• _Instructions to follow_: Comb the records below for the string "conexiones" and copy each line where it turns up.

(Data entries)
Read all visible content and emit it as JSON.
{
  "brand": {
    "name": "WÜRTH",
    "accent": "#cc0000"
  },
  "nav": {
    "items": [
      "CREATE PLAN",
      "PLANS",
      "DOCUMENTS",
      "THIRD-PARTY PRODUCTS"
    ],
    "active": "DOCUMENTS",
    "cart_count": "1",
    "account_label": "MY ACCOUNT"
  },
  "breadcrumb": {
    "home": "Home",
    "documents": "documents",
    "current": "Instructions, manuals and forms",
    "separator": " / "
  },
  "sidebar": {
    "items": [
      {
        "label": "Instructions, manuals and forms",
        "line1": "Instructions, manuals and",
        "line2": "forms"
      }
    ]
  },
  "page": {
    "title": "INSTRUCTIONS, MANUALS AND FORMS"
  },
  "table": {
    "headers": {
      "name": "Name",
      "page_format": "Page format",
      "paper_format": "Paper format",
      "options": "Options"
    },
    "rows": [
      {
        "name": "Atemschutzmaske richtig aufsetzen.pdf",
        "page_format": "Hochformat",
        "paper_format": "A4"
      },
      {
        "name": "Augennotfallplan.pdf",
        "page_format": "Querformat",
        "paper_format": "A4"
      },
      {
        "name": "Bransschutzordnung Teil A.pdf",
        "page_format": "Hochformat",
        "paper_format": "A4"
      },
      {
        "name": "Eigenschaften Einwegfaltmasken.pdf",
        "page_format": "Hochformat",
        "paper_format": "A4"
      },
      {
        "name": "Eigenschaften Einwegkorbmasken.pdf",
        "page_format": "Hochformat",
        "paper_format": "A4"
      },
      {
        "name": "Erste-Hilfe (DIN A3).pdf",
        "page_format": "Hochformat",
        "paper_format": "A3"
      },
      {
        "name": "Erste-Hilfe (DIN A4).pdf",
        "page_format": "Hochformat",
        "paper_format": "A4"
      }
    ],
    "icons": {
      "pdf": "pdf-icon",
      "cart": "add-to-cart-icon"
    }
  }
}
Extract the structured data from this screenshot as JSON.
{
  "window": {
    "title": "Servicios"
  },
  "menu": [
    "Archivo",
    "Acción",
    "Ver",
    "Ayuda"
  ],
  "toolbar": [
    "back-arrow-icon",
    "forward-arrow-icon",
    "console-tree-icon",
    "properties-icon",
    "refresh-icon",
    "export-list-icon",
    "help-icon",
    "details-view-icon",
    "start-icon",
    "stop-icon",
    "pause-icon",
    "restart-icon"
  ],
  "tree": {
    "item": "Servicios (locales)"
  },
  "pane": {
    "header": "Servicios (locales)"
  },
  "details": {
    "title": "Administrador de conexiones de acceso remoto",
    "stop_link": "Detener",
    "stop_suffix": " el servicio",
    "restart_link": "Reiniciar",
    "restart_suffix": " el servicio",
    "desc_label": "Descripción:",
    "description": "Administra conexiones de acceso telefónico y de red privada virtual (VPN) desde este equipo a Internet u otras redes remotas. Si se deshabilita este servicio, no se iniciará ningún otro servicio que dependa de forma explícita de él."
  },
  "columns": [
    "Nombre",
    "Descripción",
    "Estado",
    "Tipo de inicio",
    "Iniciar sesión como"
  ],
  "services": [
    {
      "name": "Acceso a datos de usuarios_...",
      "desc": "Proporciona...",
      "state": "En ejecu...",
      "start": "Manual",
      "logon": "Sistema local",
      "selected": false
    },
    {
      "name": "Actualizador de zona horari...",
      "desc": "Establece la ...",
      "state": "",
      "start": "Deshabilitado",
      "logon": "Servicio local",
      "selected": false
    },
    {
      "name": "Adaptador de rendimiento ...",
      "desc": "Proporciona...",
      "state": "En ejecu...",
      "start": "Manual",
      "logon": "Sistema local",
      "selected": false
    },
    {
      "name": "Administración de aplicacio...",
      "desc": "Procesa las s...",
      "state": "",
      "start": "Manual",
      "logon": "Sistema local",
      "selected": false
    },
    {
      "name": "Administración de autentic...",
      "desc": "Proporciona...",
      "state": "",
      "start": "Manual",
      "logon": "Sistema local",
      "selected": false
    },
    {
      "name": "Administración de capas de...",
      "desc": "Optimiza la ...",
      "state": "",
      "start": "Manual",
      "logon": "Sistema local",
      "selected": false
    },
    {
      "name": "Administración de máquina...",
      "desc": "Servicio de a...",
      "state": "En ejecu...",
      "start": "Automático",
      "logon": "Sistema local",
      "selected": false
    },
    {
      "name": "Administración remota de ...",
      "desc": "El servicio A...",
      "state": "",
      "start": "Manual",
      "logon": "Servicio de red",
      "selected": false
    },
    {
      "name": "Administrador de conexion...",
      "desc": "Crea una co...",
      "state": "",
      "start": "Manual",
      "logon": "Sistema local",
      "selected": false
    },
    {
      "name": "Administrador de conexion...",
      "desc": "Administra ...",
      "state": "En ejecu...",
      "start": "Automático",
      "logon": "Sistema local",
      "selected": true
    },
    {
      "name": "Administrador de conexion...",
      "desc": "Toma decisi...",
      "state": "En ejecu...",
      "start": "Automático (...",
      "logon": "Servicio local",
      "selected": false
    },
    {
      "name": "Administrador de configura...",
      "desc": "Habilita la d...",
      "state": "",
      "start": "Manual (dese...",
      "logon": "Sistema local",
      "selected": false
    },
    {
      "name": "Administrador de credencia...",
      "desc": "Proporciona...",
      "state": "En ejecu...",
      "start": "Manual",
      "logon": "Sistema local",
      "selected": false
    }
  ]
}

• _Result for this task_:
    "title": "Administrador de conexiones de acceso remoto",
    "description": "Administra conexiones de acceso telefónico y de red privada virtual (VPN) desde este equipo a Internet u otras redes remotas. Si se deshabilita este servicio, no se iniciará ningún otro servicio que dependa de forma explícita de él."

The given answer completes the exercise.